### SUPPLIED DATA
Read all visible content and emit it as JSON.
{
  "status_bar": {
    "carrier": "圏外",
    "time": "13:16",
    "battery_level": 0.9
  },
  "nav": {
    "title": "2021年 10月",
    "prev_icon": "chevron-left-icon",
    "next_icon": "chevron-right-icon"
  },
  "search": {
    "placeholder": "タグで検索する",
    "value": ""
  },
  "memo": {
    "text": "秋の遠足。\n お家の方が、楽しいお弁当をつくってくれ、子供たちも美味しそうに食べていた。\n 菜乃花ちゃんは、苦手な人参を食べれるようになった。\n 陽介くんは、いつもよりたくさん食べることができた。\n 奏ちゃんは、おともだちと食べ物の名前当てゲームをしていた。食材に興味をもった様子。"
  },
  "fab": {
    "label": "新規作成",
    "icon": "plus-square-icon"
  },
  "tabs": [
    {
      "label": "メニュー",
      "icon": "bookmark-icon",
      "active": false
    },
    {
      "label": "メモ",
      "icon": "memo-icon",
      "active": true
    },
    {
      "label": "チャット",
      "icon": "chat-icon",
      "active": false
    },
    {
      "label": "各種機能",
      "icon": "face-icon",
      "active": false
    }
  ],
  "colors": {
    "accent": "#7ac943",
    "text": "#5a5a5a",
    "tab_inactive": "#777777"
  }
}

### EXERCISE INSTRUCTIONS
Repeat all the entries word for word.

### FULL ANSWER
Read all visible content and emit it as JSON.
{
  "status_bar": {
    "carrier": "圏外",
    "time": "13:16",
    "battery_level": 0.9
  },
  "nav": {
    "title": "2021年 10月",
    "prev_icon": "chevron-left-icon",
    "next_icon": "chevron-right-icon"
  },
  "search": {
    "placeholder": "タグで検索する",
    "value": ""
  },
  "memo": {
    "text": "秋の遠足。\n お家の方が、楽しいお弁当をつくってくれ、子供たちも美味しそうに食べていた。\n 菜乃花ちゃんは、苦手な人参を食べれるようになった。\n 陽介くんは、いつもよりたくさん食べることができた。\n 奏ちゃんは、おともだちと食べ物の名前当てゲームをしていた。食材に興味をもった様子。"
  },
  "fab": {
    "label": "新規作成",
    "icon": "plus-square-icon"
  },
  "tabs": [
    {
      "label": "メニュー",
      "icon": "bookmark-icon",
      "active": false
    },
    {
      "label": "メモ",
      "icon": "memo-icon",
      "active": true
    },
    {
      "label": "チャット",
      "icon": "chat-icon",
      "active": false
    },
    {
      "label": "各種機能",
      "icon": "face-icon",
      "active": false
    }
  ],
  "colors": {
    "accent": "#7ac943",
    "text": "#5a5a5a",
    "tab_inactive": "#777777"
  }
}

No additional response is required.